YOUR TASK: Copy out all lines where "export" appears.

Data extracted from a collection
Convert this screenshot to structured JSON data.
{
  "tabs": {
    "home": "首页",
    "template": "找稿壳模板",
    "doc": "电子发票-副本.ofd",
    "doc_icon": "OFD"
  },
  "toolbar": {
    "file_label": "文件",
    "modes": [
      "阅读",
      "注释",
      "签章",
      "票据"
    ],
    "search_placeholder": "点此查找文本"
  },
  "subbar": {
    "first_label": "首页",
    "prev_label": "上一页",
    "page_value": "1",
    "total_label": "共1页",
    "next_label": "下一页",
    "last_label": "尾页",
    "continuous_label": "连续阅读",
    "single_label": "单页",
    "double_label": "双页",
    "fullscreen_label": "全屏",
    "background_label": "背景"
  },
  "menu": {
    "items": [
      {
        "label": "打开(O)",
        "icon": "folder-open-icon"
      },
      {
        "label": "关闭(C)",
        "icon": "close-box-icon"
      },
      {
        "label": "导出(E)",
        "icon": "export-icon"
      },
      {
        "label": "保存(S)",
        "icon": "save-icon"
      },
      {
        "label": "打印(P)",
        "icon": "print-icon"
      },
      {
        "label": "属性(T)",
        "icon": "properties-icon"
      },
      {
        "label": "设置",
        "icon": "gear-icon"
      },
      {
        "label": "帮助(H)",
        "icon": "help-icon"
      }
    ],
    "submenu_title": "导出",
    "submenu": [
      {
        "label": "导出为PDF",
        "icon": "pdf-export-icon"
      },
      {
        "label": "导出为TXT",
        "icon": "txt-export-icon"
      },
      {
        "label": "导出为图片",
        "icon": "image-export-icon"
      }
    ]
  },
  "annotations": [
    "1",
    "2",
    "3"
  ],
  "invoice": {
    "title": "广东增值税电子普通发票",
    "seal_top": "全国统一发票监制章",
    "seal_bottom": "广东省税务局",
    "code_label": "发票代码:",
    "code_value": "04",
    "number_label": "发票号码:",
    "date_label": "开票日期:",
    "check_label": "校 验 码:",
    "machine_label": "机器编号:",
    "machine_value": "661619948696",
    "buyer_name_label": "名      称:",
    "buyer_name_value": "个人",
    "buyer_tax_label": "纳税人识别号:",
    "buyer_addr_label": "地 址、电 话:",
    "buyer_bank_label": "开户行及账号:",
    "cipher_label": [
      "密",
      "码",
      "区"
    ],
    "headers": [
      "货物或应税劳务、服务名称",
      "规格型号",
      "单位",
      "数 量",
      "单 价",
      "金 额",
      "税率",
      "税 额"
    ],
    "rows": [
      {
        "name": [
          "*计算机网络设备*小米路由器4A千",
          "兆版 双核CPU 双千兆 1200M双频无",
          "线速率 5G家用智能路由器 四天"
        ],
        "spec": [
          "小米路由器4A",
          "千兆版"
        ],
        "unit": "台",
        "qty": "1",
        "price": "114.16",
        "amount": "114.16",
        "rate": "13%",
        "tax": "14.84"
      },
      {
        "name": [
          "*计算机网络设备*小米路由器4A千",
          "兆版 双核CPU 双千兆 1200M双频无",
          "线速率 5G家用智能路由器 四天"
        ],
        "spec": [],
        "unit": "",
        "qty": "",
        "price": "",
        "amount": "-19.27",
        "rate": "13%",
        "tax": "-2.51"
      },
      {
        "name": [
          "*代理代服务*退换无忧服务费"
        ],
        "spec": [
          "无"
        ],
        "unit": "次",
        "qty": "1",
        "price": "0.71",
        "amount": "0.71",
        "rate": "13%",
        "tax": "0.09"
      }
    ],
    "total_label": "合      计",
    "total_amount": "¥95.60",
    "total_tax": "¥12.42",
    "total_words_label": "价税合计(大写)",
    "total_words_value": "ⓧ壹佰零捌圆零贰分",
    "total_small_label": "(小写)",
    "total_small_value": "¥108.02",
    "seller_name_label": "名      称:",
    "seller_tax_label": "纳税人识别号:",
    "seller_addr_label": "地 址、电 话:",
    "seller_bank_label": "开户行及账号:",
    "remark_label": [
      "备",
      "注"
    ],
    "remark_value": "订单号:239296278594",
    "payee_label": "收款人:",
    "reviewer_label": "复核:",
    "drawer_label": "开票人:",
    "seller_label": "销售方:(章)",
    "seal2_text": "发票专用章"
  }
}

THE ANSWER:
        "icon": "export-icon"
        "icon": "pdf-export-icon"
        "icon": "txt-export-icon"
        "icon": "image-export-icon"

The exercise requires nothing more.